* Given instruction:
Write down each entry again, exactly as it reads.

[Start of Task input]

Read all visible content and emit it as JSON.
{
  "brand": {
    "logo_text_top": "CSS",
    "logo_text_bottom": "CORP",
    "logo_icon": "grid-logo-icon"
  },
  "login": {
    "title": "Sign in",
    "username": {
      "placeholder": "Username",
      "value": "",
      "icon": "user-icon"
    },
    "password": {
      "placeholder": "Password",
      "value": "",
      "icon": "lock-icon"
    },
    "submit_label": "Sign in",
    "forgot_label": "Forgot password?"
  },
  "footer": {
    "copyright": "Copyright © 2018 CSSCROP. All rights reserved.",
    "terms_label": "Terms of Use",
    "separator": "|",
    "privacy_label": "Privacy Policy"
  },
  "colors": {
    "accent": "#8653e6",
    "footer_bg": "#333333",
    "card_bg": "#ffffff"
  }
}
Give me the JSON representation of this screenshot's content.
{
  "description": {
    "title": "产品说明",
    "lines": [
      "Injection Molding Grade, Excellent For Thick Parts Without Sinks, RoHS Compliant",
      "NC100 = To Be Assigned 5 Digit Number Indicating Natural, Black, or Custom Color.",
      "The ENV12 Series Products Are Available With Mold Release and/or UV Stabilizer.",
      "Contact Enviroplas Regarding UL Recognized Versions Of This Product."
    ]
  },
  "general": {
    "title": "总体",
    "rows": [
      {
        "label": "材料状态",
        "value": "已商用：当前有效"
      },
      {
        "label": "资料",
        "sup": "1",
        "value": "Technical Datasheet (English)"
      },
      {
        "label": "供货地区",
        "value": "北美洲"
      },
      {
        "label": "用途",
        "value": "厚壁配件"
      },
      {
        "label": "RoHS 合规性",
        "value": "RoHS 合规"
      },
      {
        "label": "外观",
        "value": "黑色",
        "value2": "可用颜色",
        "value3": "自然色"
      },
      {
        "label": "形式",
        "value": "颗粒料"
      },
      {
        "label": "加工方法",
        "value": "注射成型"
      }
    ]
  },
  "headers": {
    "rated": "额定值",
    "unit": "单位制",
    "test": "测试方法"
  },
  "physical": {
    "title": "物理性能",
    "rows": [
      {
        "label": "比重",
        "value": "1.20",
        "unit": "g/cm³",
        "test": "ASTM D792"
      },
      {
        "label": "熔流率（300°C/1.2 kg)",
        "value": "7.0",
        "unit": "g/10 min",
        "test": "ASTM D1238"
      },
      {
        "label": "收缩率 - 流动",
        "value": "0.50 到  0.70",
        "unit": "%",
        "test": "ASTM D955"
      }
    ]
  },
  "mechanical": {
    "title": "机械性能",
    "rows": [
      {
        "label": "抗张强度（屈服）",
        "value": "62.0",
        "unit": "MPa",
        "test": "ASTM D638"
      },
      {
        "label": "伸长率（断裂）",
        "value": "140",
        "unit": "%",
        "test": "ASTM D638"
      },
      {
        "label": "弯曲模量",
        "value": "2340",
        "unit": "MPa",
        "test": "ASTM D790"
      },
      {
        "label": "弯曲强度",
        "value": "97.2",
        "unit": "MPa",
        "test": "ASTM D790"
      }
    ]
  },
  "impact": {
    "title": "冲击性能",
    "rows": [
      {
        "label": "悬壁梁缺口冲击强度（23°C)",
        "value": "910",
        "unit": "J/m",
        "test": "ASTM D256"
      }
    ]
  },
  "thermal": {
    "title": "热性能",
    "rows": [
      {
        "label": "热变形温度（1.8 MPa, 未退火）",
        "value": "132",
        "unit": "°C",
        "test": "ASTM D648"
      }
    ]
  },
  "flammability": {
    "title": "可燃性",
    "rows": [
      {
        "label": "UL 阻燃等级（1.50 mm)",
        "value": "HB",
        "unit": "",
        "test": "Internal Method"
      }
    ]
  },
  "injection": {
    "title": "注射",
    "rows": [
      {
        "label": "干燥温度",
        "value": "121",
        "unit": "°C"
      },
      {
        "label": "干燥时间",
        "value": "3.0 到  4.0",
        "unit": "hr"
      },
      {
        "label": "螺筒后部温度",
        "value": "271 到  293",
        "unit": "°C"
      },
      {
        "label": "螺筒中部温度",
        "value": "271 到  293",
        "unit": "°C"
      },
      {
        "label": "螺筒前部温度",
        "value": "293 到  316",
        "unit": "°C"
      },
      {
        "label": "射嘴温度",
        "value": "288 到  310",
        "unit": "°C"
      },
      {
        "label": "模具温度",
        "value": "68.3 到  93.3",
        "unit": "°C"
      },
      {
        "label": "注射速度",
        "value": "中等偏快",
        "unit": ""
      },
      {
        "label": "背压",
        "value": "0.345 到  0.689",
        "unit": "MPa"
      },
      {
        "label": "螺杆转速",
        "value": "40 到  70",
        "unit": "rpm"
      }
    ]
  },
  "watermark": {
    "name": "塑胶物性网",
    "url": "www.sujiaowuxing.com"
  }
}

[End of Task input]

* Right answer:
Read all visible content and emit it as JSON.
{
  "brand": {
    "logo_text_top": "CSS",
    "logo_text_bottom": "CORP",
    "logo_icon": "grid-logo-icon"
  },
  "login": {
    "title": "Sign in",
    "username": {
      "placeholder": "Username",
      "value": "",
      "icon": "user-icon"
    },
    "password": {
      "placeholder": "Password",
      "value": "",
      "icon": "lock-icon"
    },
    "submit_label": "Sign in",
    "forgot_label": "Forgot password?"
  },
  "footer": {
    "copyright": "Copyright © 2018 CSSCROP. All rights reserved.",
    "terms_label": "Terms of Use",
    "separator": "|",
    "privacy_label": "Privacy Policy"
  },
  "colors": {
    "accent": "#8653e6",
    "footer_bg": "#333333",
    "card_bg": "#ffffff"
  }
}
Give me the JSON representation of this screenshot's content.
{
  "description": {
    "title": "产品说明",
    "lines": [
      "Injection Molding Grade, Excellent For Thick Parts Without Sinks, RoHS Compliant",
      "NC100 = To Be Assigned 5 Digit Number Indicating Natural, Black, or Custom Color.",
      "The ENV12 Series Products Are Available With Mold Release and/or UV Stabilizer.",
      "Contact Enviroplas Regarding UL Recognized Versions Of This Product."
    ]
  },
  "general": {
    "title": "总体",
    "rows": [
      {
        "label": "材料状态",
        "value": "已商用：当前有效"
      },
      {
        "label": "资料",
        "sup": "1",
        "value": "Technical Datasheet (English)"
      },
      {
        "label": "供货地区",
        "value": "北美洲"
      },
      {
        "label": "用途",
        "value": "厚壁配件"
      },
      {
        "label": "RoHS 合规性",
        "value": "RoHS 合规"
      },
      {
        "label": "外观",
        "value": "黑色",
        "value2": "可用颜色",
        "value3": "自然色"
      },
      {
        "label": "形式",
        "value": "颗粒料"
      },
      {
        "label": "加工方法",
        "value": "注射成型"
      }
    ]
  },
  "headers": {
    "rated": "额定值",
    "unit": "单位制",
    "test": "测试方法"
  },
  "physical": {
    "title": "物理性能",
    "rows": [
      {
        "label": "比重",
        "value": "1.20",
        "unit": "g/cm³",
        "test": "ASTM D792"
      },
      {
        "label": "熔流率（300°C/1.2 kg)",
        "value": "7.0",
        "unit": "g/10 min",
        "test": "ASTM D1238"
      },
      {
        "label": "收缩率 - 流动",
        "value": "0.50 到  0.70",
        "unit": "%",
        "test": "ASTM D955"
      }
    ]
  },
  "mechanical": {
    "title": "机械性能",
    "rows": [
      {
        "label": "抗张强度（屈服）",
        "value": "62.0",
        "unit": "MPa",
        "test": "ASTM D638"
      },
      {
        "label": "伸长率（断裂）",
        "value": "140",
        "unit": "%",
        "test": "ASTM D638"
      },
      {
        "label": "弯曲模量",
        "value": "2340",
        "unit": "MPa",
        "test": "ASTM D790"
      },
      {
        "label": "弯曲强度",
        "value": "97.2",
        "unit": "MPa",
        "test": "ASTM D790"
      }
    ]
  },
  "impact": {
    "title": "冲击性能",
    "rows": [
      {
        "label": "悬壁梁缺口冲击强度（23°C)",
        "value": "910",
        "unit": "J/m",
        "test": "ASTM D256"
      }
    ]
  },
  "thermal": {
    "title": "热性能",
    "rows": [
      {
        "label": "热变形温度（1.8 MPa, 未退火）",
        "value": "132",
        "unit": "°C",
        "test": "ASTM D648"
      }
    ]
  },
  "flammability": {
    "title": "可燃性",
    "rows": [
      {
        "label": "UL 阻燃等级（1.50 mm)",
        "value": "HB",
        "unit": "",
        "test": "Internal Method"
      }
    ]
  },
  "injection": {
    "title": "注射",
    "rows": [
      {
        "label": "干燥温度",
        "value": "121",
        "unit": "°C"
      },
      {
        "label": "干燥时间",
        "value": "3.0 到  4.0",
        "unit": "hr"
      },
      {
        "label": "螺筒后部温度",
        "value": "271 到  293",
        "unit": "°C"
      },
      {
        "label": "螺筒中部温度",
        "value": "271 到  293",
        "unit": "°C"
      },
      {
        "label": "螺筒前部温度",
        "value": "293 到  316",
        "unit": "°C"
      },
      {
        "label": "射嘴温度",
        "value": "288 到  310",
        "unit": "°C"
      },
      {
        "label": "模具温度",
        "value": "68.3 到  93.3",
        "unit": "°C"
      },
      {
        "label": "注射速度",
        "value": "中等偏快",
        "unit": ""
      },
      {
        "label": "背压",
        "value": "0.345 到  0.689",
        "unit": "MPa"
      },
      {
        "label": "螺杆转速",
        "value": "40 到  70",
        "unit": "rpm"
      }
    ]
  },
  "watermark": {
    "name": "塑胶物性网",
    "url": "www.sujiaowuxing.com"
  }
}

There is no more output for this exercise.